DATA ENTRIES
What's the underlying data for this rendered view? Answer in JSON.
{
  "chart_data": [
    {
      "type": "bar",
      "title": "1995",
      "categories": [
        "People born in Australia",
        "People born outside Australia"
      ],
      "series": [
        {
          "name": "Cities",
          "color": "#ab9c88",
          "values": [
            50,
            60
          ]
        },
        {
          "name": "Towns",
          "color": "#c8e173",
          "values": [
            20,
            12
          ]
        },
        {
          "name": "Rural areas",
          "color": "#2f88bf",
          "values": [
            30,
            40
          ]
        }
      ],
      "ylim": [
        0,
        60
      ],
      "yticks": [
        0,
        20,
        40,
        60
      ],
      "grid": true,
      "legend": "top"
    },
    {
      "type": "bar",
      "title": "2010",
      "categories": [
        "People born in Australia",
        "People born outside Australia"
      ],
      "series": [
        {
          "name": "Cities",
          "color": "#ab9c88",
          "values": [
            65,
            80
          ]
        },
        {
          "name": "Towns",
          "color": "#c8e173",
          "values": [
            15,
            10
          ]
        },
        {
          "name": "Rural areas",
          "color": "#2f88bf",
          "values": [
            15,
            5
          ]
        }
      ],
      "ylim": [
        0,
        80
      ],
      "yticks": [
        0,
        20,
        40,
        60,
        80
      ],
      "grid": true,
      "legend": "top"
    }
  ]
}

AIM OF THE TASK
Make an exact copy of all the data.

TASK RESPONSE
What's the underlying data for this rendered view? Answer in JSON.
{
  "chart_data": [
    {
      "type": "bar",
      "title": "1995",
      "categories": [
        "People born in Australia",
        "People born outside Australia"
      ],
      "series": [
        {
          "name": "Cities",
          "color": "#ab9c88",
          "values": [
            50,
            60
          ]
        },
        {
          "name": "Towns",
          "color": "#c8e173",
          "values": [
            20,
            12
          ]
        },
        {
          "name": "Rural areas",
          "color": "#2f88bf",
          "values": [
            30,
            40
          ]
        }
      ],
      "ylim": [
        0,
        60
      ],
      "yticks": [
        0,
        20,
        40,
        60
      ],
      "grid": true,
      "legend": "top"
    },
    {
      "type": "bar",
      "title": "2010",
      "categories": [
        "People born in Australia",
        "People born outside Australia"
      ],
      "series": [
        {
          "name": "Cities",
          "color": "#ab9c88",
          "values": [
            65,
            80
          ]
        },
        {
          "name": "Towns",
          "color": "#c8e173",
          "values": [
            15,
            10
          ]
        },
        {
          "name": "Rural areas",
          "color": "#2f88bf",
          "values": [
            15,
            5
          ]
        }
      ],
      "ylim": [
        0,
        80
      ],
      "yticks": [
        0,
        20,
        40,
        60,
        80
      ],
      "grid": true,
      "legend": "top"
    }
  ]
}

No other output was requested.